» PROBLEM
Rewrite every line of the material below as a JSON list of strings, one string per line, omitting blank lines.

» ENTRIES SHOWN

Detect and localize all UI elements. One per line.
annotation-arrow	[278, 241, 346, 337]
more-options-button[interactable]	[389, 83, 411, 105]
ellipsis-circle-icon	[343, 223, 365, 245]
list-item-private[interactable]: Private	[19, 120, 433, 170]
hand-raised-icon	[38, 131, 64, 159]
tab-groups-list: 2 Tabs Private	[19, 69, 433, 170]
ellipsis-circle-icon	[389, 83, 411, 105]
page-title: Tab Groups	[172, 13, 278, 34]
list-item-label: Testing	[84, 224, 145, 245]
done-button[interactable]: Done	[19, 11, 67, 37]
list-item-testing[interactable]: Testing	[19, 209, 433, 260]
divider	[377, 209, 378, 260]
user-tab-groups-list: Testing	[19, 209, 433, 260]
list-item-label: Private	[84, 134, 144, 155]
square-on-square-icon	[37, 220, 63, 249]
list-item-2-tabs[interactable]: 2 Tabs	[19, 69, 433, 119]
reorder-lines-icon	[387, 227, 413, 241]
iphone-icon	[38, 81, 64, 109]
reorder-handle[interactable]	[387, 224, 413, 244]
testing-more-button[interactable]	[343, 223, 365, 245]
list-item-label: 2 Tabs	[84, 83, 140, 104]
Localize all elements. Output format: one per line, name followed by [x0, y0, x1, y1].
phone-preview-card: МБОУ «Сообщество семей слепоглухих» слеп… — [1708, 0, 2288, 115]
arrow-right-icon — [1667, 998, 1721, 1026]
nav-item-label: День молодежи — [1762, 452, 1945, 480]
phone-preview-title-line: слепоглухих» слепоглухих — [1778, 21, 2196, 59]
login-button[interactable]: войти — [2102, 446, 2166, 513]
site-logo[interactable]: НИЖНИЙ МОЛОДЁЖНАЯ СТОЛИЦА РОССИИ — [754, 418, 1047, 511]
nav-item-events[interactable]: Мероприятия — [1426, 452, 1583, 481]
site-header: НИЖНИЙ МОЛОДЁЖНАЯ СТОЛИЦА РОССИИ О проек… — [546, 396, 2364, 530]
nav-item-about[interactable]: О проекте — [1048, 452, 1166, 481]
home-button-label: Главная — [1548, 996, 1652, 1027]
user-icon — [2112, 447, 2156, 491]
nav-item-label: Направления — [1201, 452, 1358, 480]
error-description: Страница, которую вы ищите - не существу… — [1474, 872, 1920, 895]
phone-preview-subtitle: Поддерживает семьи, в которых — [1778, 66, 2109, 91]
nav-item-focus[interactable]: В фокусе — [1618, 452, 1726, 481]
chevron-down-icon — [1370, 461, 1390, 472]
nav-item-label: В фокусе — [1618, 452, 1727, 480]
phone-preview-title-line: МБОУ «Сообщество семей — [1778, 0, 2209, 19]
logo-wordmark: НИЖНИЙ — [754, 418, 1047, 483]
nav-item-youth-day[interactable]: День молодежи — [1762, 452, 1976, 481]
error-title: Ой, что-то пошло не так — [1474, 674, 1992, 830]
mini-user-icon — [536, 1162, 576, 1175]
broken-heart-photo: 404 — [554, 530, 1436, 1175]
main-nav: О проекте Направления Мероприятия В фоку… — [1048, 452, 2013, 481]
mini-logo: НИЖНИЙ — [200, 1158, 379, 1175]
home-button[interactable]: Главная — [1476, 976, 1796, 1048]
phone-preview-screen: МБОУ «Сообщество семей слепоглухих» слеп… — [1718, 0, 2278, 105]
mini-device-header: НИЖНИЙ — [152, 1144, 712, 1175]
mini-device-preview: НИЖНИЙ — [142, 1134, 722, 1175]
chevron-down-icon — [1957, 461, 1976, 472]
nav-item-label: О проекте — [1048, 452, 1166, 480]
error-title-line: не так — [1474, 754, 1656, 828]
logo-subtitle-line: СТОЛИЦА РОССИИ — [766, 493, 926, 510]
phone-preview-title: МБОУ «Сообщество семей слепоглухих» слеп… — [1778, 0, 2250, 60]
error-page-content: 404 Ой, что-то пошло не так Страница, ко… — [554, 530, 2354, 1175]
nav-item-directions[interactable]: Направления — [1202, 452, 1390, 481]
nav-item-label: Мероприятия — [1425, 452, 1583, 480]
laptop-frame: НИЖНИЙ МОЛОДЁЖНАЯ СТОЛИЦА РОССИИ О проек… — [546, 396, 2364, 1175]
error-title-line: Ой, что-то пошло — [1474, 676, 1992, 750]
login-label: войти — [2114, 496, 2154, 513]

» RESPONSE BELOW
[
  "Detect and localize all UI elements. One per line.",
  "annotation-arrow\t[278, 241, 346, 337]",
  "more-options-button[interactable]\t[389, 83, 411, 105]",
  "ellipsis-circle-icon\t[343, 223, 365, 245]",
  "list-item-private[interactable]: Private\t[19, 120, 433, 170]",
  "hand-raised-icon\t[38, 131, 64, 159]",
  "tab-groups-list: 2 Tabs Private\t[19, 69, 433, 170]",
  "ellipsis-circle-icon\t[389, 83, 411, 105]",
  "page-title: Tab Groups\t[172, 13, 278, 34]",
  "list-item-label: Testing\t[84, 224, 145, 245]",
  "done-button[interactable]: Done\t[19, 11, 67, 37]",
  "list-item-testing[interactable]: Testing\t[19, 209, 433, 260]",
  "divider\t[377, 209, 378, 260]",
  "user-tab-groups-list: Testing\t[19, 209, 433, 260]",
  "list-item-label: Private\t[84, 134, 144, 155]",
  "square-on-square-icon\t[37, 220, 63, 249]",
  "list-item-2-tabs[interactable]: 2 Tabs\t[19, 69, 433, 119]",
  "reorder-lines-icon\t[387, 227, 413, 241]",
  "iphone-icon\t[38, 81, 64, 109]",
  "reorder-handle[interactable]\t[387, 224, 413, 244]",
  "testing-more-button[interactable]\t[343, 223, 365, 245]",
  "list-item-label: 2 Tabs\t[84, 83, 140, 104]",
  "Localize all elements. Output format: one per line, name followed by [x0, y0, x1, y1].",
  "phone-preview-card: МБОУ «Сообщество семей слепоглухих» слеп… — [1708, 0, 2288, 115]",
  "arrow-right-icon — [1667, 998, 1721, 1026]",
  "nav-item-label: День молодежи — [1762, 452, 1945, 480]",
  "phone-preview-title-line: слепоглухих» слепоглухих — [1778, 21, 2196, 59]",
  "login-button[interactable]: войти — [2102, 446, 2166, 513]",
  "site-logo[interactable]: НИЖНИЙ МОЛОДЁЖНАЯ СТОЛИЦА РОССИИ — [754, 418, 1047, 511]",
  "nav-item-events[interactable]: Мероприятия — [1426, 452, 1583, 481]",
  "site-header: НИЖНИЙ МОЛОДЁЖНАЯ СТОЛИЦА РОССИИ О проек… — [546, 396, 2364, 530]",
  "nav-item-about[interactable]: О проекте — [1048, 452, 1166, 481]",
  "home-button-label: Главная — [1548, 996, 1652, 1027]",
  "user-icon — [2112, 447, 2156, 491]",
  "nav-item-label: Направления — [1201, 452, 1358, 480]",
  "error-description: Страница, которую вы ищите - не существу… — [1474, 872, 1920, 895]",
  "phone-preview-subtitle: Поддерживает семьи, в которых — [1778, 66, 2109, 91]",
  "nav-item-focus[interactable]: В фокусе — [1618, 452, 1726, 481]",
  "chevron-down-icon — [1370, 461, 1390, 472]",
  "nav-item-label: В фокусе — [1618, 452, 1727, 480]",
  "phone-preview-title-line: МБОУ «Сообщество семей — [1778, 0, 2209, 19]",
  "logo-wordmark: НИЖНИЙ — [754, 418, 1047, 483]",
  "nav-item-youth-day[interactable]: День молодежи — [1762, 452, 1976, 481]",
  "error-title: Ой, что-то пошло не так — [1474, 674, 1992, 830]",
  "mini-user-icon — [536, 1162, 576, 1175]",
  "broken-heart-photo: 404 — [554, 530, 1436, 1175]",
  "main-nav: О проекте Направления Мероприятия В фоку… — [1048, 452, 2013, 481]",
  "mini-logo: НИЖНИЙ — [200, 1158, 379, 1175]",
  "home-button[interactable]: Главная — [1476, 976, 1796, 1048]",
  "phone-preview-screen: МБОУ «Сообщество семей слепоглухих» слеп… — [1718, 0, 2278, 105]",
  "mini-device-header: НИЖНИЙ — [152, 1144, 712, 1175]",
  "mini-device-preview: НИЖНИЙ — [142, 1134, 722, 1175]",
  "chevron-down-icon — [1957, 461, 1976, 472]",
  "nav-item-label: О проекте — [1048, 452, 1166, 480]",
  "error-title-line: не так — [1474, 754, 1656, 828]",
  "logo-subtitle-line: СТОЛИЦА РОССИИ — [766, 493, 926, 510]",
  "phone-preview-title: МБОУ «Сообщество семей слепоглухих» слеп… — [1778, 0, 2250, 60]",
  "error-page-content: 404 Ой, что-то пошло не так Страница, ко… — [554, 530, 2354, 1175]",
  "nav-item-directions[interactable]: Направления — [1202, 452, 1390, 481]",
  "nav-item-label: Мероприятия — [1425, 452, 1583, 480]",
  "laptop-frame: НИЖНИЙ МОЛОДЁЖНАЯ СТОЛИЦА РОССИИ О проек… — [546, 396, 2364, 1175]",
  "error-title-line: Ой, что-то пошло — [1474, 676, 1992, 750]",
  "login-label: войти — [2114, 496, 2154, 513]"
]